**** RECORDS FOR THE EXERCISE ****

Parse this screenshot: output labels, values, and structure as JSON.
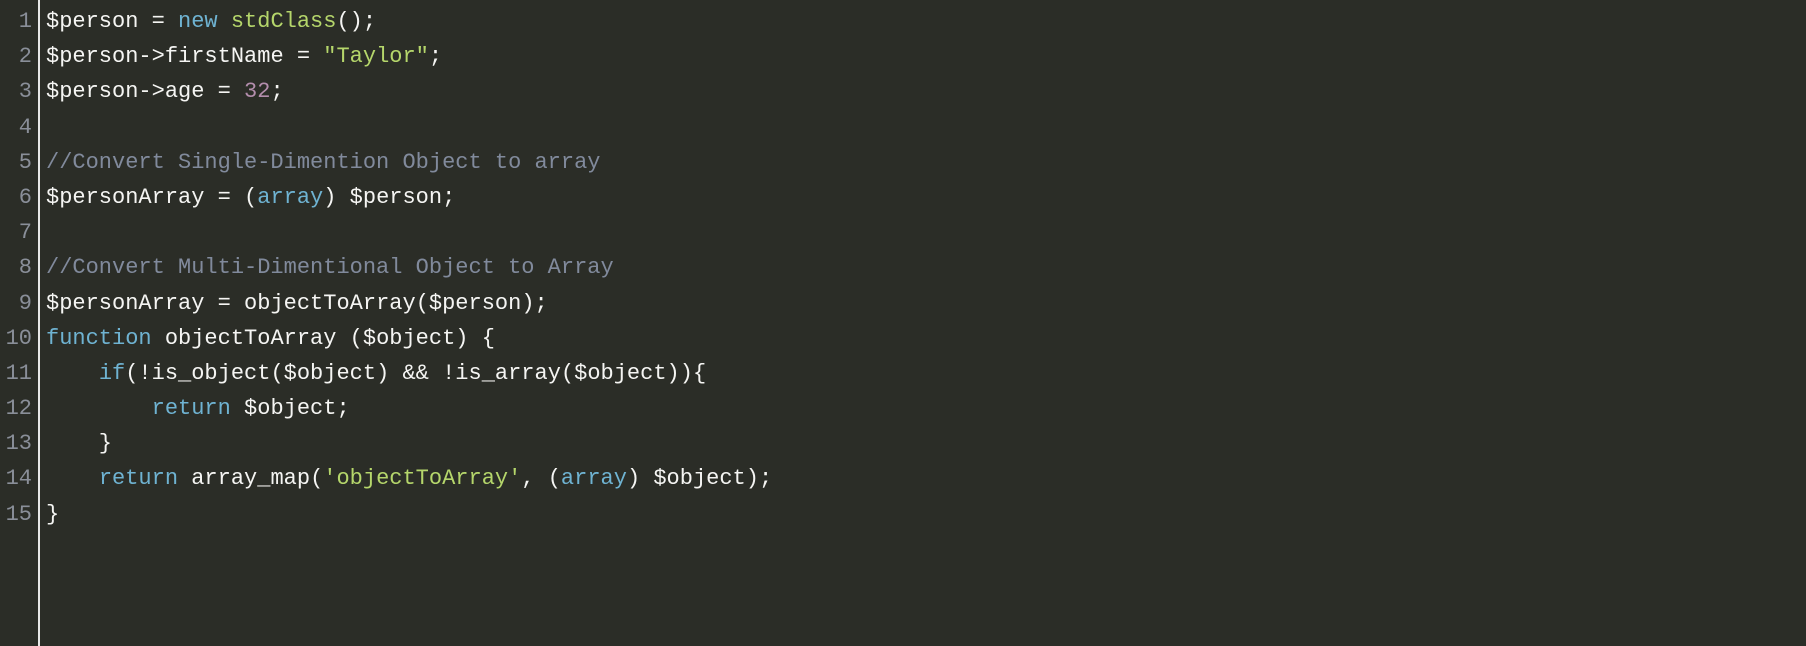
{
  "code": {
    "lines": [
      {
        "n": "1",
        "tokens": [
          {
            "t": "$person",
            "c": "tok-var"
          },
          {
            "t": " = ",
            "c": "tok-op"
          },
          {
            "t": "new",
            "c": "tok-kw"
          },
          {
            "t": " ",
            "c": ""
          },
          {
            "t": "stdClass",
            "c": "tok-class"
          },
          {
            "t": "();",
            "c": "tok-punc"
          }
        ]
      },
      {
        "n": "2",
        "tokens": [
          {
            "t": "$person",
            "c": "tok-var"
          },
          {
            "t": "->",
            "c": "tok-op"
          },
          {
            "t": "firstName",
            "c": "tok-var"
          },
          {
            "t": " = ",
            "c": "tok-op"
          },
          {
            "t": "\"Taylor\"",
            "c": "tok-str"
          },
          {
            "t": ";",
            "c": "tok-punc"
          }
        ]
      },
      {
        "n": "3",
        "tokens": [
          {
            "t": "$person",
            "c": "tok-var"
          },
          {
            "t": "->",
            "c": "tok-op"
          },
          {
            "t": "age",
            "c": "tok-var"
          },
          {
            "t": " = ",
            "c": "tok-op"
          },
          {
            "t": "32",
            "c": "tok-num"
          },
          {
            "t": ";",
            "c": "tok-punc"
          }
        ]
      },
      {
        "n": "4",
        "tokens": []
      },
      {
        "n": "5",
        "tokens": [
          {
            "t": "//Convert Single-Dimention Object to array",
            "c": "tok-comm"
          }
        ]
      },
      {
        "n": "6",
        "tokens": [
          {
            "t": "$personArray",
            "c": "tok-var"
          },
          {
            "t": " = (",
            "c": "tok-op"
          },
          {
            "t": "array",
            "c": "tok-kw"
          },
          {
            "t": ") ",
            "c": "tok-op"
          },
          {
            "t": "$person",
            "c": "tok-var"
          },
          {
            "t": ";",
            "c": "tok-punc"
          }
        ]
      },
      {
        "n": "7",
        "tokens": []
      },
      {
        "n": "8",
        "tokens": [
          {
            "t": "//Convert Multi-Dimentional Object to Array",
            "c": "tok-comm"
          }
        ]
      },
      {
        "n": "9",
        "tokens": [
          {
            "t": "$personArray",
            "c": "tok-var"
          },
          {
            "t": " = ",
            "c": "tok-op"
          },
          {
            "t": "objectToArray",
            "c": "tok-func"
          },
          {
            "t": "(",
            "c": "tok-punc"
          },
          {
            "t": "$person",
            "c": "tok-var"
          },
          {
            "t": ");",
            "c": "tok-punc"
          }
        ]
      },
      {
        "n": "10",
        "tokens": [
          {
            "t": "function",
            "c": "tok-kw"
          },
          {
            "t": " ",
            "c": ""
          },
          {
            "t": "objectToArray",
            "c": "tok-func"
          },
          {
            "t": " (",
            "c": "tok-punc"
          },
          {
            "t": "$object",
            "c": "tok-var"
          },
          {
            "t": ") {",
            "c": "tok-punc"
          }
        ]
      },
      {
        "n": "11",
        "tokens": [
          {
            "t": "    ",
            "c": ""
          },
          {
            "t": "if",
            "c": "tok-kw"
          },
          {
            "t": "(!",
            "c": "tok-op"
          },
          {
            "t": "is_object",
            "c": "tok-func"
          },
          {
            "t": "(",
            "c": "tok-punc"
          },
          {
            "t": "$object",
            "c": "tok-var"
          },
          {
            "t": ") && !",
            "c": "tok-op"
          },
          {
            "t": "is_array",
            "c": "tok-func"
          },
          {
            "t": "(",
            "c": "tok-punc"
          },
          {
            "t": "$object",
            "c": "tok-var"
          },
          {
            "t": ")){",
            "c": "tok-punc"
          }
        ]
      },
      {
        "n": "12",
        "tokens": [
          {
            "t": "        ",
            "c": ""
          },
          {
            "t": "return",
            "c": "tok-kw"
          },
          {
            "t": " ",
            "c": ""
          },
          {
            "t": "$object",
            "c": "tok-var"
          },
          {
            "t": ";",
            "c": "tok-punc"
          }
        ]
      },
      {
        "n": "13",
        "tokens": [
          {
            "t": "    }",
            "c": "tok-punc"
          }
        ]
      },
      {
        "n": "14",
        "tokens": [
          {
            "t": "    ",
            "c": ""
          },
          {
            "t": "return",
            "c": "tok-kw"
          },
          {
            "t": " ",
            "c": ""
          },
          {
            "t": "array_map",
            "c": "tok-func"
          },
          {
            "t": "(",
            "c": "tok-punc"
          },
          {
            "t": "'objectToArray'",
            "c": "tok-str"
          },
          {
            "t": ", (",
            "c": "tok-op"
          },
          {
            "t": "array",
            "c": "tok-kw"
          },
          {
            "t": ") ",
            "c": "tok-op"
          },
          {
            "t": "$object",
            "c": "tok-var"
          },
          {
            "t": ");",
            "c": "tok-punc"
          }
        ]
      },
      {
        "n": "15",
        "tokens": [
          {
            "t": "}",
            "c": "tok-punc"
          }
        ]
      }
    ]
  }
}
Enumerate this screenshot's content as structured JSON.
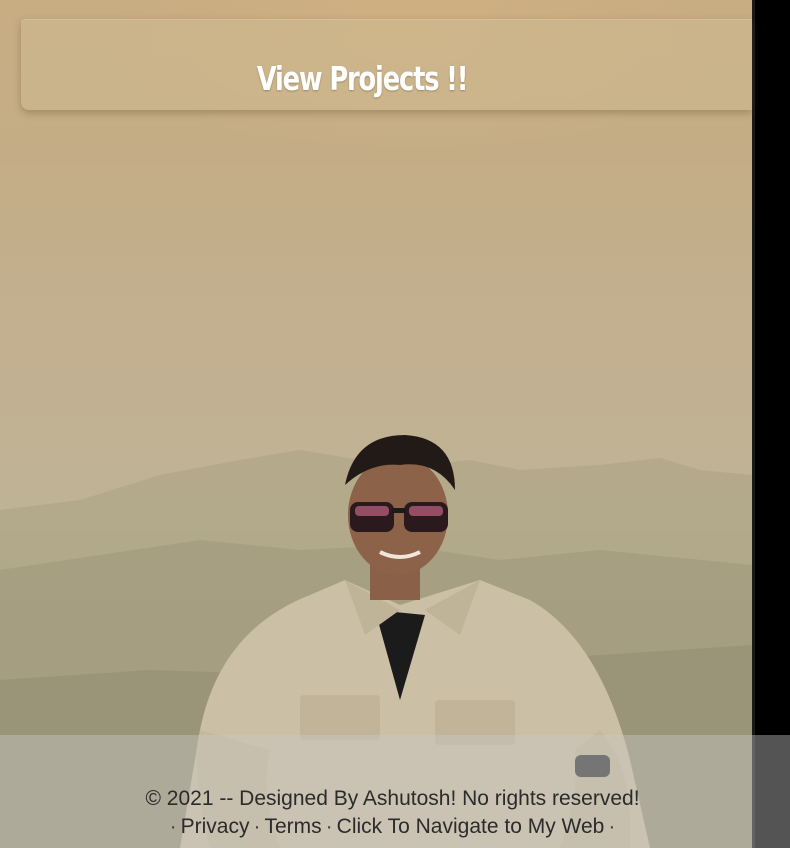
{
  "header": {
    "projects_label": "View Projects !!"
  },
  "footer": {
    "copyright": "© 2021 -- Designed By Ashutosh! No rights reserved!",
    "separator": "·",
    "links": [
      {
        "label": "Privacy"
      },
      {
        "label": "Terms"
      },
      {
        "label": "Click To Navigate to My Web"
      }
    ]
  },
  "colors": {
    "scrollbar": "#000000",
    "title_text": "#ffffff",
    "footer_text": "#2b2b2b"
  }
}
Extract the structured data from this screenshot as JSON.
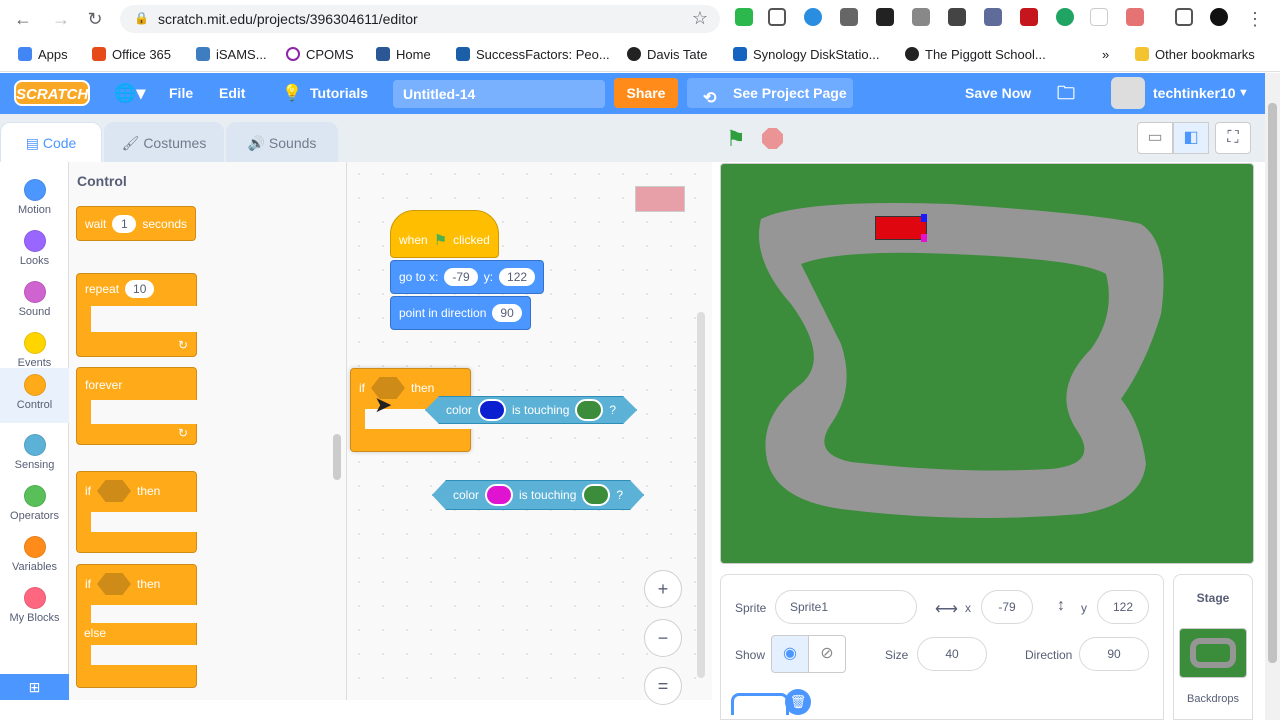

****

◆ WORK TO BE COMPLETED
Reproduce every entry word for word, but skip any pictures.

◆ SOLUTION TO THIS EXERCISE
Parse this screenshot: output labels, values, and structure as JSON.
{
  "code": {
    "lines": [
      {
        "n": "1",
        "tokens": [
          {
            "t": "$person",
            "c": "tok-var"
          },
          {
            "t": " = ",
            "c": "tok-op"
          },
          {
            "t": "new",
            "c": "tok-kw"
          },
          {
            "t": " ",
            "c": ""
          },
          {
            "t": "stdClass",
            "c": "tok-class"
          },
          {
            "t": "();",
            "c": "tok-punc"
          }
        ]
      },
      {
        "n": "2",
        "tokens": [
          {
            "t": "$person",
            "c": "tok-var"
          },
          {
            "t": "->",
            "c": "tok-op"
          },
          {
            "t": "firstName",
            "c": "tok-var"
          },
          {
            "t": " = ",
            "c": "tok-op"
          },
          {
            "t": "\"Taylor\"",
            "c": "tok-str"
          },
          {
            "t": ";",
            "c": "tok-punc"
          }
        ]
      },
      {
        "n": "3",
        "tokens": [
          {
            "t": "$person",
            "c": "tok-var"
          },
          {
            "t": "->",
            "c": "tok-op"
          },
          {
            "t": "age",
            "c": "tok-var"
          },
          {
            "t": " = ",
            "c": "tok-op"
          },
          {
            "t": "32",
            "c": "tok-num"
          },
          {
            "t": ";",
            "c": "tok-punc"
          }
        ]
      },
      {
        "n": "4",
        "tokens": []
      },
      {
        "n": "5",
        "tokens": [
          {
            "t": "//Convert Single-Dimention Object to array",
            "c": "tok-comm"
          }
        ]
      },
      {
        "n": "6",
        "tokens": [
          {
            "t": "$personArray",
            "c": "tok-var"
          },
          {
            "t": " = (",
            "c": "tok-op"
          },
          {
            "t": "array",
            "c": "tok-kw"
          },
          {
            "t": ") ",
            "c": "tok-op"
          },
          {
            "t": "$person",
            "c": "tok-var"
          },
          {
            "t": ";",
            "c": "tok-punc"
          }
        ]
      },
      {
        "n": "7",
        "tokens": []
      },
      {
        "n": "8",
        "tokens": [
          {
            "t": "//Convert Multi-Dimentional Object to Array",
            "c": "tok-comm"
          }
        ]
      },
      {
        "n": "9",
        "tokens": [
          {
            "t": "$personArray",
            "c": "tok-var"
          },
          {
            "t": " = ",
            "c": "tok-op"
          },
          {
            "t": "objectToArray",
            "c": "tok-func"
          },
          {
            "t": "(",
            "c": "tok-punc"
          },
          {
            "t": "$person",
            "c": "tok-var"
          },
          {
            "t": ");",
            "c": "tok-punc"
          }
        ]
      },
      {
        "n": "10",
        "tokens": [
          {
            "t": "function",
            "c": "tok-kw"
          },
          {
            "t": " ",
            "c": ""
          },
          {
            "t": "objectToArray",
            "c": "tok-func"
          },
          {
            "t": " (",
            "c": "tok-punc"
          },
          {
            "t": "$object",
            "c": "tok-var"
          },
          {
            "t": ") {",
            "c": "tok-punc"
          }
        ]
      },
      {
        "n": "11",
        "tokens": [
          {
            "t": "    ",
            "c": ""
          },
          {
            "t": "if",
            "c": "tok-kw"
          },
          {
            "t": "(!",
            "c": "tok-op"
          },
          {
            "t": "is_object",
            "c": "tok-func"
          },
          {
            "t": "(",
            "c": "tok-punc"
          },
          {
            "t": "$object",
            "c": "tok-var"
          },
          {
            "t": ") && !",
            "c": "tok-op"
          },
          {
            "t": "is_array",
            "c": "tok-func"
          },
          {
            "t": "(",
            "c": "tok-punc"
          },
          {
            "t": "$object",
            "c": "tok-var"
          },
          {
            "t": ")){",
            "c": "tok-punc"
          }
        ]
      },
      {
        "n": "12",
        "tokens": [
          {
            "t": "        ",
            "c": ""
          },
          {
            "t": "return",
            "c": "tok-kw"
          },
          {
            "t": " ",
            "c": ""
          },
          {
            "t": "$object",
            "c": "tok-var"
          },
          {
            "t": ";",
            "c": "tok-punc"
          }
        ]
      },
      {
        "n": "13",
        "tokens": [
          {
            "t": "    }",
            "c": "tok-punc"
          }
        ]
      },
      {
        "n": "14",
        "tokens": [
          {
            "t": "    ",
            "c": ""
          },
          {
            "t": "return",
            "c": "tok-kw"
          },
          {
            "t": " ",
            "c": ""
          },
          {
            "t": "array_map",
            "c": "tok-func"
          },
          {
            "t": "(",
            "c": "tok-punc"
          },
          {
            "t": "'objectToArray'",
            "c": "tok-str"
          },
          {
            "t": ", (",
            "c": "tok-op"
          },
          {
            "t": "array",
            "c": "tok-kw"
          },
          {
            "t": ") ",
            "c": "tok-op"
          },
          {
            "t": "$object",
            "c": "tok-var"
          },
          {
            "t": ");",
            "c": "tok-punc"
          }
        ]
      },
      {
        "n": "15",
        "tokens": [
          {
            "t": "}",
            "c": "tok-punc"
          }
        ]
      }
    ]
  }
}
Enumerate this screenshot's content as structured JSON.
{
  "header": {
    "projects_label": "View Projects !!"
  },
  "footer": {
    "copyright": "© 2021 -- Designed By Ashutosh! No rights reserved!",
    "separator": "·",
    "links": [
      {
        "label": "Privacy"
      },
      {
        "label": "Terms"
      },
      {
        "label": "Click To Navigate to My Web"
      }
    ]
  },
  "colors": {
    "scrollbar": "#000000",
    "title_text": "#ffffff",
    "footer_text": "#2b2b2b"
  }
}
Extract the structured data from this screenshot as JSON.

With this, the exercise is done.